Rows from a figure dataset
>> Begin

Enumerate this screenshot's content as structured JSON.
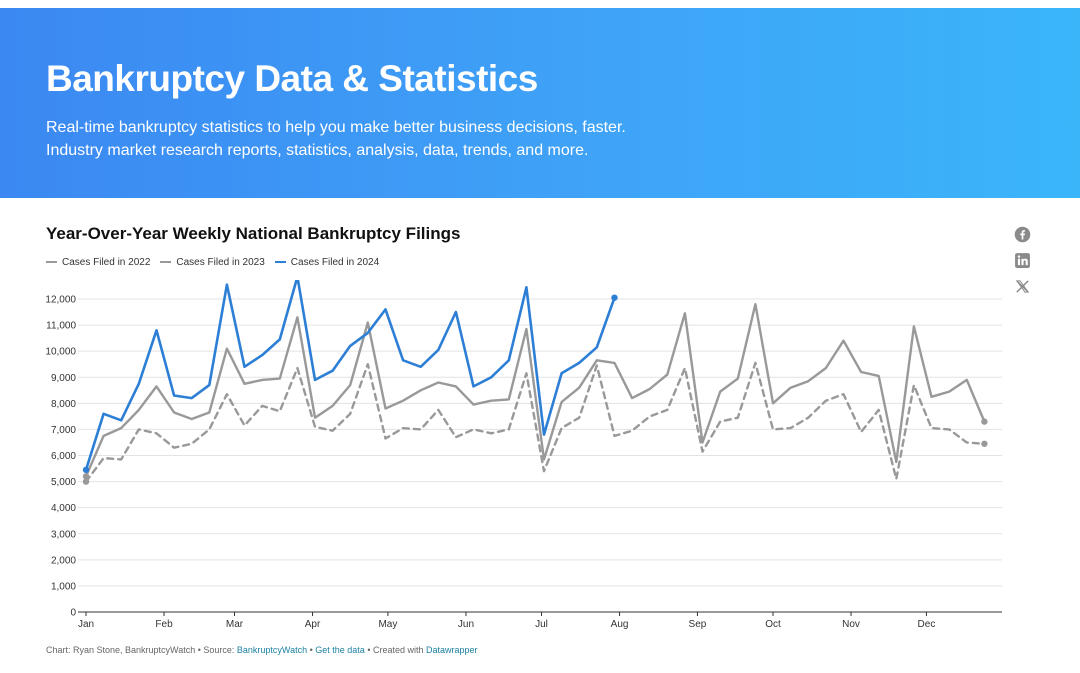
{
  "hero": {
    "title": "Bankruptcy Data & Statistics",
    "subtitle_line1": "Real-time bankruptcy statistics to help you make better business decisions, faster.",
    "subtitle_line2": "Industry market research reports, statistics, analysis, data, trends, and more."
  },
  "social": {
    "icons": [
      "facebook-icon",
      "linkedin-icon",
      "x-icon"
    ],
    "color": "#888888"
  },
  "footer": {
    "prefix": "Chart: Ryan Stone, BankruptcyWatch • Source: ",
    "source_link": "BankruptcyWatch",
    "sep1": " • ",
    "data_link": "Get the data",
    "sep2": " • Created with ",
    "created_link": "Datawrapper"
  },
  "chart_data": {
    "type": "line",
    "title": "Year-Over-Year Weekly National Bankruptcy Filings",
    "xlabel": "",
    "ylabel": "",
    "ylim": [
      0,
      12000
    ],
    "yticks": [
      0,
      1000,
      2000,
      3000,
      4000,
      5000,
      6000,
      7000,
      8000,
      9000,
      10000,
      11000,
      12000
    ],
    "ytick_labels": [
      "0",
      "1,000",
      "2,000",
      "3,000",
      "4,000",
      "5,000",
      "6,000",
      "7,000",
      "8,000",
      "9,000",
      "10,000",
      "11,000",
      "12,000"
    ],
    "x_unit": "week of year",
    "xlim": [
      1,
      53
    ],
    "month_ticks": [
      {
        "label": "Jan",
        "week": 1
      },
      {
        "label": "Feb",
        "week": 5.43
      },
      {
        "label": "Mar",
        "week": 9.43
      },
      {
        "label": "Apr",
        "week": 13.86
      },
      {
        "label": "May",
        "week": 18.14
      },
      {
        "label": "Jun",
        "week": 22.57
      },
      {
        "label": "Jul",
        "week": 26.86
      },
      {
        "label": "Aug",
        "week": 31.29
      },
      {
        "label": "Sep",
        "week": 35.71
      },
      {
        "label": "Oct",
        "week": 40
      },
      {
        "label": "Nov",
        "week": 44.43
      },
      {
        "label": "Dec",
        "week": 48.71
      }
    ],
    "grid": true,
    "legend_position": "top-left",
    "series": [
      {
        "name": "Cases Filed in 2022",
        "color": "#999999",
        "dashed": true,
        "values": [
          5000,
          5900,
          5850,
          7000,
          6850,
          6300,
          6450,
          7000,
          8350,
          7150,
          7900,
          7700,
          9350,
          7100,
          6950,
          7600,
          9500,
          6650,
          7050,
          7000,
          7750,
          6700,
          7000,
          6850,
          7000,
          9150,
          5400,
          7050,
          7450,
          9450,
          6750,
          6950,
          7500,
          7750,
          9350,
          6150,
          7300,
          7450,
          9550,
          7000,
          7050,
          7450,
          8100,
          8350,
          6900,
          7750,
          5100,
          8700,
          7050,
          7000,
          6500,
          6450
        ]
      },
      {
        "name": "Cases Filed in 2023",
        "color": "#999999",
        "dashed": false,
        "values": [
          5200,
          6750,
          7050,
          7750,
          8650,
          7650,
          7400,
          7650,
          10100,
          8750,
          8900,
          8950,
          11300,
          7450,
          7900,
          8700,
          11100,
          7800,
          8100,
          8500,
          8800,
          8650,
          7950,
          8100,
          8150,
          10850,
          5850,
          8050,
          8600,
          9650,
          9550,
          8200,
          8550,
          9100,
          11450,
          6500,
          8450,
          8950,
          11800,
          8000,
          8600,
          8850,
          9350,
          10400,
          9200,
          9050,
          5750,
          10950,
          8250,
          8450,
          8900,
          7300
        ]
      },
      {
        "name": "Cases Filed in 2024",
        "color": "#2d7fd6",
        "dashed": false,
        "values": [
          5450,
          7600,
          7350,
          8750,
          10800,
          8300,
          8200,
          8700,
          12550,
          9400,
          9850,
          10450,
          12850,
          8900,
          9250,
          10200,
          10700,
          11600,
          9650,
          9400,
          10050,
          11500,
          8650,
          9000,
          9650,
          12450,
          6800,
          9150,
          9550,
          10150,
          12050
        ]
      }
    ]
  }
}
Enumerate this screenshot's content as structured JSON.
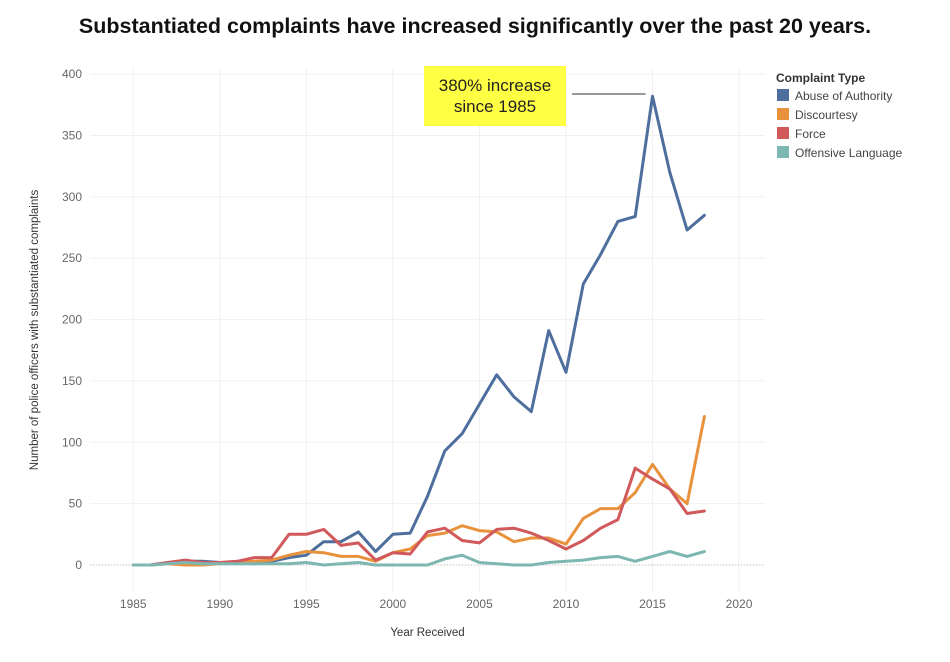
{
  "chart_data": {
    "type": "line",
    "title": "Substantiated complaints have increased significantly over the past 20 years.",
    "xlabel": "Year Received",
    "ylabel": "Number of police officers with substantiated complaints",
    "xlim": [
      1982.5,
      2021.5
    ],
    "ylim": [
      -22,
      405
    ],
    "xticks": [
      1985,
      1990,
      1995,
      2000,
      2005,
      2010,
      2015,
      2020
    ],
    "yticks": [
      0,
      50,
      100,
      150,
      200,
      250,
      300,
      350,
      400
    ],
    "grid": true,
    "legend": {
      "title": "Complaint Type",
      "position": "right"
    },
    "annotation": {
      "lines": [
        "380% increase",
        "since 1985"
      ],
      "background": "#ffff44",
      "target": [
        2014.6,
        380
      ]
    },
    "series": [
      {
        "name": "Abuse of Authority",
        "color": "#4e6f9e",
        "x": [
          1986,
          1987,
          1988,
          1989,
          1990,
          1991,
          1992,
          1993,
          1994,
          1995,
          1996,
          1997,
          1998,
          1999,
          2000,
          2001,
          2002,
          2003,
          2004,
          2005,
          2006,
          2007,
          2008,
          2009,
          2010,
          2011,
          2012,
          2013,
          2014,
          2015,
          2016,
          2017,
          2018
        ],
        "y": [
          0,
          2,
          3,
          3,
          2,
          2,
          1,
          3,
          6,
          8,
          19,
          19,
          27,
          11,
          25,
          26,
          56,
          93,
          107,
          131,
          155,
          137,
          125,
          191,
          157,
          229,
          253,
          280,
          284,
          382,
          320,
          273,
          285
        ]
      },
      {
        "name": "Discourtesy",
        "color": "#e9923d",
        "x": [
          1985,
          1986,
          1987,
          1988,
          1989,
          1990,
          1991,
          1992,
          1993,
          1994,
          1995,
          1996,
          1997,
          1998,
          1999,
          2000,
          2001,
          2002,
          2003,
          2004,
          2005,
          2006,
          2007,
          2008,
          2009,
          2010,
          2011,
          2012,
          2013,
          2014,
          2015,
          2016,
          2017,
          2018
        ],
        "y": [
          0,
          0,
          1,
          0,
          0,
          1,
          2,
          3,
          4,
          8,
          11,
          10,
          7,
          7,
          3,
          10,
          13,
          24,
          26,
          32,
          28,
          27,
          19,
          22,
          22,
          17,
          38,
          46,
          46,
          59,
          82,
          62,
          50,
          121
        ]
      },
      {
        "name": "Force",
        "color": "#d1595b",
        "x": [
          1985,
          1986,
          1987,
          1988,
          1989,
          1990,
          1991,
          1992,
          1993,
          1994,
          1995,
          1996,
          1997,
          1998,
          1999,
          2000,
          2001,
          2002,
          2003,
          2004,
          2005,
          2006,
          2007,
          2008,
          2009,
          2010,
          2011,
          2012,
          2013,
          2014,
          2015,
          2016,
          2017,
          2018
        ],
        "y": [
          0,
          0,
          2,
          4,
          2,
          2,
          3,
          6,
          6,
          25,
          25,
          29,
          16,
          18,
          4,
          10,
          9,
          27,
          30,
          20,
          18,
          29,
          30,
          26,
          20,
          13,
          20,
          30,
          37,
          79,
          70,
          62,
          42,
          44
        ]
      },
      {
        "name": "Offensive Language",
        "color": "#7db7b1",
        "x": [
          1985,
          1986,
          1987,
          1988,
          1989,
          1990,
          1991,
          1992,
          1993,
          1994,
          1995,
          1996,
          1997,
          1998,
          1999,
          2000,
          2001,
          2002,
          2003,
          2004,
          2005,
          2006,
          2007,
          2008,
          2009,
          2010,
          2011,
          2012,
          2013,
          2014,
          2015,
          2016,
          2017,
          2018
        ],
        "y": [
          0,
          0,
          1,
          2,
          1,
          1,
          1,
          1,
          1,
          1,
          2,
          0,
          1,
          2,
          0,
          0,
          0,
          0,
          5,
          8,
          2,
          1,
          0,
          0,
          2,
          3,
          4,
          6,
          7,
          3,
          7,
          11,
          7,
          11
        ]
      }
    ]
  }
}
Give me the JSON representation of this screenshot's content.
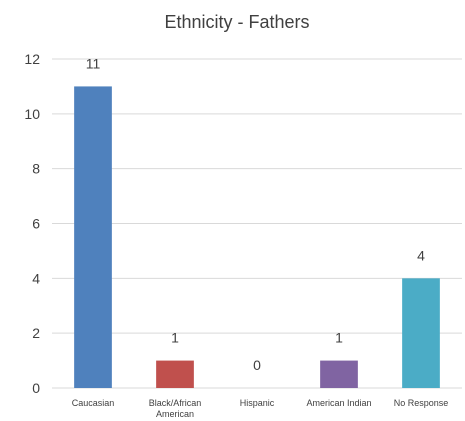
{
  "chart_data": {
    "type": "bar",
    "title": "Ethnicity - Fathers",
    "xlabel": "",
    "ylabel": "",
    "categories": [
      [
        "Caucasian"
      ],
      [
        "Black/African",
        "American"
      ],
      [
        "Hispanic"
      ],
      [
        "American Indian"
      ],
      [
        "No Response"
      ]
    ],
    "values": [
      11,
      1,
      0,
      1,
      4
    ],
    "data_labels": [
      "11",
      "1",
      "0",
      "1",
      "4"
    ],
    "colors": [
      "#4F81BD",
      "#C0504D",
      "#9BBB59",
      "#8064A2",
      "#4BACC6"
    ],
    "ylim": [
      0,
      12
    ],
    "yticks": [
      0,
      2,
      4,
      6,
      8,
      10,
      12
    ],
    "grid": true,
    "legend": "none"
  }
}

>> End

• [WHAT THE TASK REQUIRES] Please output exactly the lines from the line containing "Give me the" through the last line of the records above, both included, and leave out any pictures.

• [REPLY]
Give me the JSON representation of this screenshot's content.
{
  "chart_data": {
    "type": "bar",
    "title": "Ethnicity - Fathers",
    "xlabel": "",
    "ylabel": "",
    "categories": [
      [
        "Caucasian"
      ],
      [
        "Black/African",
        "American"
      ],
      [
        "Hispanic"
      ],
      [
        "American Indian"
      ],
      [
        "No Response"
      ]
    ],
    "values": [
      11,
      1,
      0,
      1,
      4
    ],
    "data_labels": [
      "11",
      "1",
      "0",
      "1",
      "4"
    ],
    "colors": [
      "#4F81BD",
      "#C0504D",
      "#9BBB59",
      "#8064A2",
      "#4BACC6"
    ],
    "ylim": [
      0,
      12
    ],
    "yticks": [
      0,
      2,
      4,
      6,
      8,
      10,
      12
    ],
    "grid": true,
    "legend": "none"
  }
}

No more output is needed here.